[What you are asked to do]: Copy out the material below in full, but not its images.

(Data items)
-----

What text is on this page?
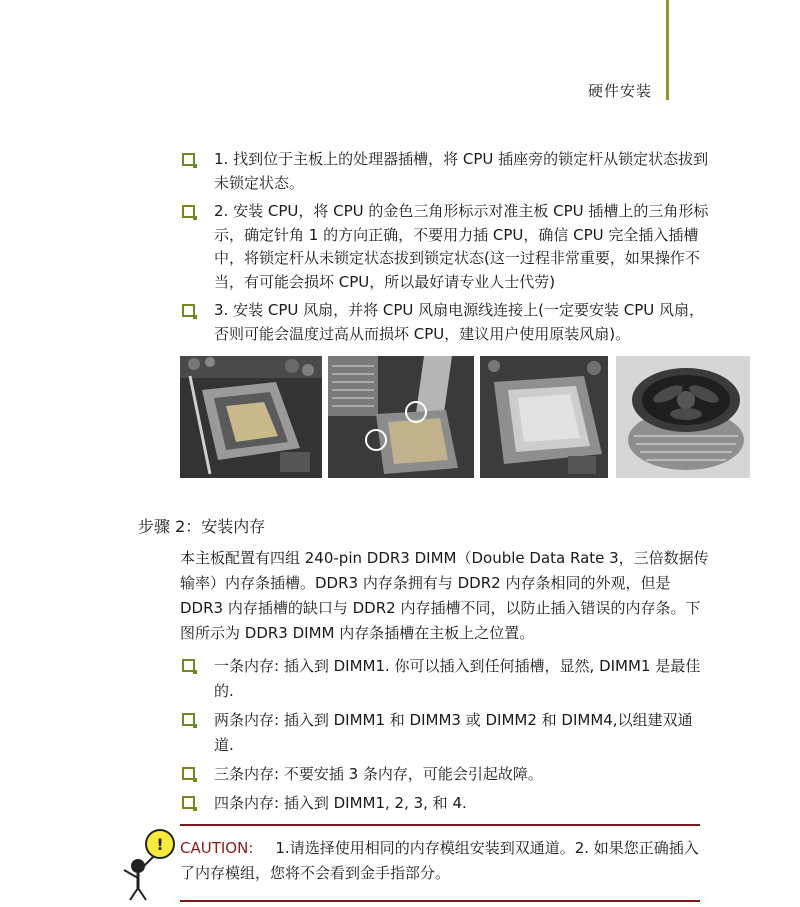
硬件安装
1. 找到位于主板上的处理器插槽，将 CPU 插座旁的锁定杆从锁定状态拔到未锁定状态。
2. 安装 CPU，将 CPU 的金色三角形标示对准主板 CPU 插槽上的三角形标示，确定针角 1 的方向正确，不要用力插 CPU，确信 CPU 完全插入插槽中，将锁定杆从未锁定状态拔到锁定状态(这一过程非常重要，如果操作不当，有可能会损坏 CPU，所以最好请专业人士代劳)
3. 安装 CPU 风扇，并将 CPU 风扇电源线连接上(一定要安装 CPU 风扇，否则可能会温度过高从而损坏 CPU，建议用户使用原装风扇)。
步骤 2：安装内存

本主板配置有四组 240-pin DDR3 DIMM（Double Data Rate 3，三倍数据传输率）内存条插槽。DDR3 内存条拥有与 DDR2 内存条相同的外观，但是 DDR3 内存插槽的缺口与 DDR2 内存插槽不同，以防止插入错误的内存条。下图所示为 DDR3 DIMM 内存条插槽在主板上之位置。

一条内存: 插入到 DIMM1. 你可以插入到任何插槽，显然, DIMM1 是最佳的.
两条内存: 插入到 DIMM1 和 DIMM3 或 DIMM2 和 DIMM4,以组建双通道.
三条内存: 不要安插 3 条内存，可能会引起故障。
四条内存: 插入到 DIMM1, 2, 3, 和 4.
! CAUTION: 1.请选择使用相同的内存模组安装到双通道。2. 如果您正确插入了内存模组，您将不会看到金手指部分。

-----

[Exercise solution]:
What text is on this page?
硬件安装
1. 找到位于主板上的处理器插槽，将 CPU 插座旁的锁定杆从锁定状态拔到未锁定状态。
2. 安装 CPU，将 CPU 的金色三角形标示对准主板 CPU 插槽上的三角形标示，确定针角 1 的方向正确，不要用力插 CPU，确信 CPU 完全插入插槽中，将锁定杆从未锁定状态拔到锁定状态(这一过程非常重要，如果操作不当，有可能会损坏 CPU，所以最好请专业人士代劳)
3. 安装 CPU 风扇，并将 CPU 风扇电源线连接上(一定要安装 CPU 风扇，否则可能会温度过高从而损坏 CPU，建议用户使用原装风扇)。
步骤 2：安装内存

本主板配置有四组 240-pin DDR3 DIMM（Double Data Rate 3，三倍数据传输率）内存条插槽。DDR3 内存条拥有与 DDR2 内存条相同的外观，但是 DDR3 内存插槽的缺口与 DDR2 内存插槽不同，以防止插入错误的内存条。下图所示为 DDR3 DIMM 内存条插槽在主板上之位置。

一条内存: 插入到 DIMM1. 你可以插入到任何插槽，显然, DIMM1 是最佳的.
两条内存: 插入到 DIMM1 和 DIMM3 或 DIMM2 和 DIMM4,以组建双通道.
三条内存: 不要安插 3 条内存，可能会引起故障。
四条内存: 插入到 DIMM1, 2, 3, 和 4.
! CAUTION: 1.请选择使用相同的内存模组安装到双通道。2. 如果您正确插入了内存模组，您将不会看到金手指部分。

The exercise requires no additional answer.